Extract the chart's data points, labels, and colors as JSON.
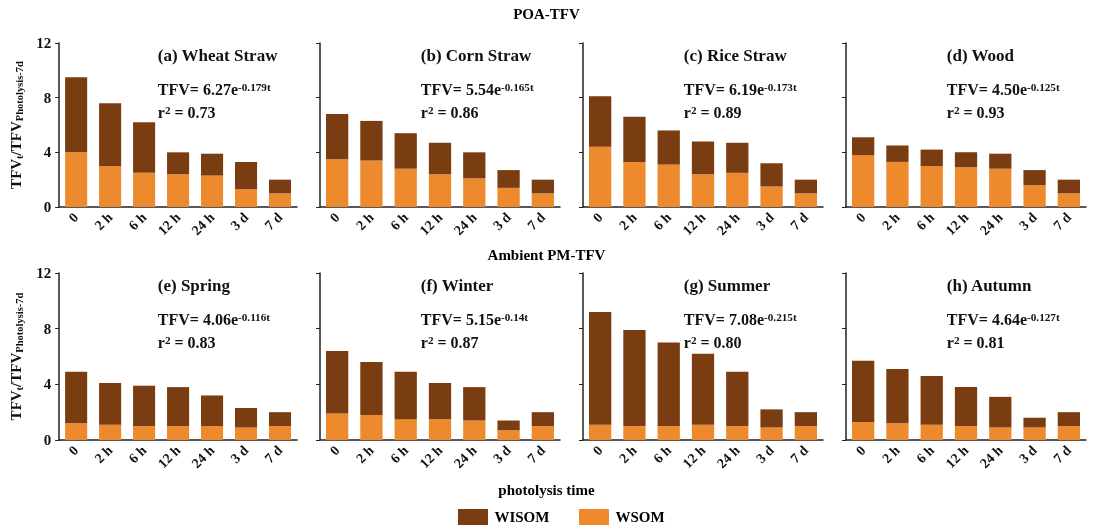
{
  "chart_data": [
    {
      "type": "bar",
      "title": "(a) Wheat Straw",
      "ylabel": "TFV$_{t}$/TFV$_{Photolysis-7d}$",
      "annotations": [
        "POA-TFV",
        "TFV= 6.27e$^{-0.179t}$",
        "r$^{2}$ = 0.73"
      ],
      "categories": [
        "0",
        "2 h",
        "6 h",
        "12 h",
        "24 h",
        "3 d",
        "7 d"
      ],
      "stacked": true,
      "ylim": [
        0,
        12
      ],
      "yticks": [
        0,
        4,
        8,
        12
      ],
      "legend": "bottom",
      "series": [
        {
          "name": "WSOM",
          "color": "#ed8a2e",
          "values": [
            4.0,
            3.0,
            2.5,
            2.4,
            2.3,
            1.3,
            1.0
          ]
        },
        {
          "name": "WISOM",
          "color": "#7a3d12",
          "values": [
            5.5,
            4.6,
            3.7,
            1.6,
            1.6,
            2.0,
            1.0
          ]
        }
      ]
    },
    {
      "type": "bar",
      "title": "(b) Corn Straw",
      "annotations": [
        "TFV= 5.54e$^{-0.165t}$",
        "r$^{2}$ = 0.86"
      ],
      "categories": [
        "0",
        "2 h",
        "6 h",
        "12 h",
        "24 h",
        "3 d",
        "7 d"
      ],
      "stacked": true,
      "ylim": [
        0,
        12
      ],
      "yticks": [
        0,
        4,
        8,
        12
      ],
      "tick_labels": "x",
      "series": [
        {
          "color": "#ed8a2e",
          "values": [
            3.5,
            3.4,
            2.8,
            2.4,
            2.1,
            1.4,
            1.0
          ]
        },
        {
          "color": "#7a3d12",
          "values": [
            3.3,
            2.9,
            2.6,
            2.3,
            1.9,
            1.3,
            1.0
          ]
        }
      ]
    },
    {
      "type": "bar",
      "title": "(c) Rice Straw",
      "annotations": [
        "TFV= 6.19e$^{-0.173t}$",
        "r$^{2}$ = 0.89"
      ],
      "categories": [
        "0",
        "2 h",
        "6 h",
        "12 h",
        "24 h",
        "3 d",
        "7 d"
      ],
      "stacked": true,
      "ylim": [
        0,
        12
      ],
      "yticks": [
        0,
        4,
        8,
        12
      ],
      "tick_labels": "x",
      "series": [
        {
          "color": "#ed8a2e",
          "values": [
            4.4,
            3.3,
            3.1,
            2.4,
            2.5,
            1.5,
            1.0
          ]
        },
        {
          "color": "#7a3d12",
          "values": [
            3.7,
            3.3,
            2.5,
            2.4,
            2.2,
            1.7,
            1.0
          ]
        }
      ]
    },
    {
      "type": "bar",
      "title": "(d) Wood",
      "annotations": [
        "TFV= 4.50e$^{-0.125t}$",
        "r$^{2}$ = 0.93"
      ],
      "categories": [
        "0",
        "2 h",
        "6 h",
        "12 h",
        "24 h",
        "3 d",
        "7 d"
      ],
      "stacked": true,
      "ylim": [
        0,
        12
      ],
      "yticks": [
        0,
        4,
        8,
        12
      ],
      "tick_labels": "x",
      "series": [
        {
          "color": "#ed8a2e",
          "values": [
            3.8,
            3.3,
            3.0,
            2.9,
            2.8,
            1.6,
            1.0
          ]
        },
        {
          "color": "#7a3d12",
          "values": [
            1.3,
            1.2,
            1.2,
            1.1,
            1.1,
            1.1,
            1.0
          ]
        }
      ]
    },
    {
      "type": "bar",
      "title": "(e) Spring",
      "ylabel": "TFV$_{t}$/TFV$_{Photolysis-7d}$",
      "annotations": [
        "Ambient PM-TFV",
        "TFV= 4.06e$^{-0.116t}$",
        "r$^{2}$ = 0.83"
      ],
      "categories": [
        "0",
        "2 h",
        "6 h",
        "12 h",
        "24 h",
        "3 d",
        "7 d"
      ],
      "stacked": true,
      "ylim": [
        0,
        12
      ],
      "yticks": [
        0,
        4,
        8,
        12
      ],
      "series": [
        {
          "color": "#ed8a2e",
          "values": [
            1.2,
            1.1,
            1.0,
            1.0,
            1.0,
            0.9,
            1.0
          ]
        },
        {
          "color": "#7a3d12",
          "values": [
            3.7,
            3.0,
            2.9,
            2.8,
            2.2,
            1.4,
            1.0
          ]
        }
      ]
    },
    {
      "type": "bar",
      "title": "(f) Winter",
      "xlabel": "photolysis time",
      "annotations": [
        "TFV= 5.15e$^{-0.14t}$",
        "r$^{2}$ = 0.87"
      ],
      "categories": [
        "0",
        "2 h",
        "6 h",
        "12 h",
        "24 h",
        "3 d",
        "7 d"
      ],
      "stacked": true,
      "ylim": [
        0,
        12
      ],
      "yticks": [
        0,
        4,
        8,
        12
      ],
      "tick_labels": "x",
      "series": [
        {
          "color": "#ed8a2e",
          "values": [
            1.9,
            1.8,
            1.5,
            1.5,
            1.4,
            0.7,
            1.0
          ]
        },
        {
          "color": "#7a3d12",
          "values": [
            4.5,
            3.8,
            3.4,
            2.6,
            2.4,
            0.7,
            1.0
          ]
        }
      ]
    },
    {
      "type": "bar",
      "title": "(g) Summer",
      "annotations": [
        "TFV= 7.08e$^{-0.215t}$",
        "r$^{2}$ = 0.80"
      ],
      "categories": [
        "0",
        "2 h",
        "6 h",
        "12 h",
        "24 h",
        "3 d",
        "7 d"
      ],
      "stacked": true,
      "ylim": [
        0,
        12
      ],
      "yticks": [
        0,
        4,
        8,
        12
      ],
      "tick_labels": "x",
      "series": [
        {
          "color": "#ed8a2e",
          "values": [
            1.1,
            1.0,
            1.0,
            1.1,
            1.0,
            0.9,
            1.0
          ]
        },
        {
          "color": "#7a3d12",
          "values": [
            8.1,
            6.9,
            6.0,
            5.1,
            3.9,
            1.3,
            1.0
          ]
        }
      ]
    },
    {
      "type": "bar",
      "title": "(h) Autumn",
      "annotations": [
        "TFV= 4.64e$^{-0.127t}$",
        "r$^{2}$ = 0.81"
      ],
      "categories": [
        "0",
        "2 h",
        "6 h",
        "12 h",
        "24 h",
        "3 d",
        "7 d"
      ],
      "stacked": true,
      "ylim": [
        0,
        12
      ],
      "yticks": [
        0,
        4,
        8,
        12
      ],
      "tick_labels": "x",
      "series": [
        {
          "color": "#ed8a2e",
          "values": [
            1.3,
            1.2,
            1.1,
            1.0,
            0.9,
            0.9,
            1.0
          ]
        },
        {
          "color": "#7a3d12",
          "values": [
            4.4,
            3.9,
            3.5,
            2.8,
            2.2,
            0.7,
            1.0
          ]
        }
      ]
    }
  ]
}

━━━━━━━━━━

Written exercise
Print each line of the material above exactly, with the pictures removed from your copy.

Worked answer
Extract the chart's data points, labels, and colors as JSON.
{
  "chart_data": [
    {
      "type": "bar",
      "title": "(a) Wheat Straw",
      "ylabel": "TFV$_{t}$/TFV$_{Photolysis-7d}$",
      "annotations": [
        "POA-TFV",
        "TFV= 6.27e$^{-0.179t}$",
        "r$^{2}$ = 0.73"
      ],
      "categories": [
        "0",
        "2 h",
        "6 h",
        "12 h",
        "24 h",
        "3 d",
        "7 d"
      ],
      "stacked": true,
      "ylim": [
        0,
        12
      ],
      "yticks": [
        0,
        4,
        8,
        12
      ],
      "legend": "bottom",
      "series": [
        {
          "name": "WSOM",
          "color": "#ed8a2e",
          "values": [
            4.0,
            3.0,
            2.5,
            2.4,
            2.3,
            1.3,
            1.0
          ]
        },
        {
          "name": "WISOM",
          "color": "#7a3d12",
          "values": [
            5.5,
            4.6,
            3.7,
            1.6,
            1.6,
            2.0,
            1.0
          ]
        }
      ]
    },
    {
      "type": "bar",
      "title": "(b) Corn Straw",
      "annotations": [
        "TFV= 5.54e$^{-0.165t}$",
        "r$^{2}$ = 0.86"
      ],
      "categories": [
        "0",
        "2 h",
        "6 h",
        "12 h",
        "24 h",
        "3 d",
        "7 d"
      ],
      "stacked": true,
      "ylim": [
        0,
        12
      ],
      "yticks": [
        0,
        4,
        8,
        12
      ],
      "tick_labels": "x",
      "series": [
        {
          "color": "#ed8a2e",
          "values": [
            3.5,
            3.4,
            2.8,
            2.4,
            2.1,
            1.4,
            1.0
          ]
        },
        {
          "color": "#7a3d12",
          "values": [
            3.3,
            2.9,
            2.6,
            2.3,
            1.9,
            1.3,
            1.0
          ]
        }
      ]
    },
    {
      "type": "bar",
      "title": "(c) Rice Straw",
      "annotations": [
        "TFV= 6.19e$^{-0.173t}$",
        "r$^{2}$ = 0.89"
      ],
      "categories": [
        "0",
        "2 h",
        "6 h",
        "12 h",
        "24 h",
        "3 d",
        "7 d"
      ],
      "stacked": true,
      "ylim": [
        0,
        12
      ],
      "yticks": [
        0,
        4,
        8,
        12
      ],
      "tick_labels": "x",
      "series": [
        {
          "color": "#ed8a2e",
          "values": [
            4.4,
            3.3,
            3.1,
            2.4,
            2.5,
            1.5,
            1.0
          ]
        },
        {
          "color": "#7a3d12",
          "values": [
            3.7,
            3.3,
            2.5,
            2.4,
            2.2,
            1.7,
            1.0
          ]
        }
      ]
    },
    {
      "type": "bar",
      "title": "(d) Wood",
      "annotations": [
        "TFV= 4.50e$^{-0.125t}$",
        "r$^{2}$ = 0.93"
      ],
      "categories": [
        "0",
        "2 h",
        "6 h",
        "12 h",
        "24 h",
        "3 d",
        "7 d"
      ],
      "stacked": true,
      "ylim": [
        0,
        12
      ],
      "yticks": [
        0,
        4,
        8,
        12
      ],
      "tick_labels": "x",
      "series": [
        {
          "color": "#ed8a2e",
          "values": [
            3.8,
            3.3,
            3.0,
            2.9,
            2.8,
            1.6,
            1.0
          ]
        },
        {
          "color": "#7a3d12",
          "values": [
            1.3,
            1.2,
            1.2,
            1.1,
            1.1,
            1.1,
            1.0
          ]
        }
      ]
    },
    {
      "type": "bar",
      "title": "(e) Spring",
      "ylabel": "TFV$_{t}$/TFV$_{Photolysis-7d}$",
      "annotations": [
        "Ambient PM-TFV",
        "TFV= 4.06e$^{-0.116t}$",
        "r$^{2}$ = 0.83"
      ],
      "categories": [
        "0",
        "2 h",
        "6 h",
        "12 h",
        "24 h",
        "3 d",
        "7 d"
      ],
      "stacked": true,
      "ylim": [
        0,
        12
      ],
      "yticks": [
        0,
        4,
        8,
        12
      ],
      "series": [
        {
          "color": "#ed8a2e",
          "values": [
            1.2,
            1.1,
            1.0,
            1.0,
            1.0,
            0.9,
            1.0
          ]
        },
        {
          "color": "#7a3d12",
          "values": [
            3.7,
            3.0,
            2.9,
            2.8,
            2.2,
            1.4,
            1.0
          ]
        }
      ]
    },
    {
      "type": "bar",
      "title": "(f) Winter",
      "xlabel": "photolysis time",
      "annotations": [
        "TFV= 5.15e$^{-0.14t}$",
        "r$^{2}$ = 0.87"
      ],
      "categories": [
        "0",
        "2 h",
        "6 h",
        "12 h",
        "24 h",
        "3 d",
        "7 d"
      ],
      "stacked": true,
      "ylim": [
        0,
        12
      ],
      "yticks": [
        0,
        4,
        8,
        12
      ],
      "tick_labels": "x",
      "series": [
        {
          "color": "#ed8a2e",
          "values": [
            1.9,
            1.8,
            1.5,
            1.5,
            1.4,
            0.7,
            1.0
          ]
        },
        {
          "color": "#7a3d12",
          "values": [
            4.5,
            3.8,
            3.4,
            2.6,
            2.4,
            0.7,
            1.0
          ]
        }
      ]
    },
    {
      "type": "bar",
      "title": "(g) Summer",
      "annotations": [
        "TFV= 7.08e$^{-0.215t}$",
        "r$^{2}$ = 0.80"
      ],
      "categories": [
        "0",
        "2 h",
        "6 h",
        "12 h",
        "24 h",
        "3 d",
        "7 d"
      ],
      "stacked": true,
      "ylim": [
        0,
        12
      ],
      "yticks": [
        0,
        4,
        8,
        12
      ],
      "tick_labels": "x",
      "series": [
        {
          "color": "#ed8a2e",
          "values": [
            1.1,
            1.0,
            1.0,
            1.1,
            1.0,
            0.9,
            1.0
          ]
        },
        {
          "color": "#7a3d12",
          "values": [
            8.1,
            6.9,
            6.0,
            5.1,
            3.9,
            1.3,
            1.0
          ]
        }
      ]
    },
    {
      "type": "bar",
      "title": "(h) Autumn",
      "annotations": [
        "TFV= 4.64e$^{-0.127t}$",
        "r$^{2}$ = 0.81"
      ],
      "categories": [
        "0",
        "2 h",
        "6 h",
        "12 h",
        "24 h",
        "3 d",
        "7 d"
      ],
      "stacked": true,
      "ylim": [
        0,
        12
      ],
      "yticks": [
        0,
        4,
        8,
        12
      ],
      "tick_labels": "x",
      "series": [
        {
          "color": "#ed8a2e",
          "values": [
            1.3,
            1.2,
            1.1,
            1.0,
            0.9,
            0.9,
            1.0
          ]
        },
        {
          "color": "#7a3d12",
          "values": [
            4.4,
            3.9,
            3.5,
            2.8,
            2.2,
            0.7,
            1.0
          ]
        }
      ]
    }
  ]
}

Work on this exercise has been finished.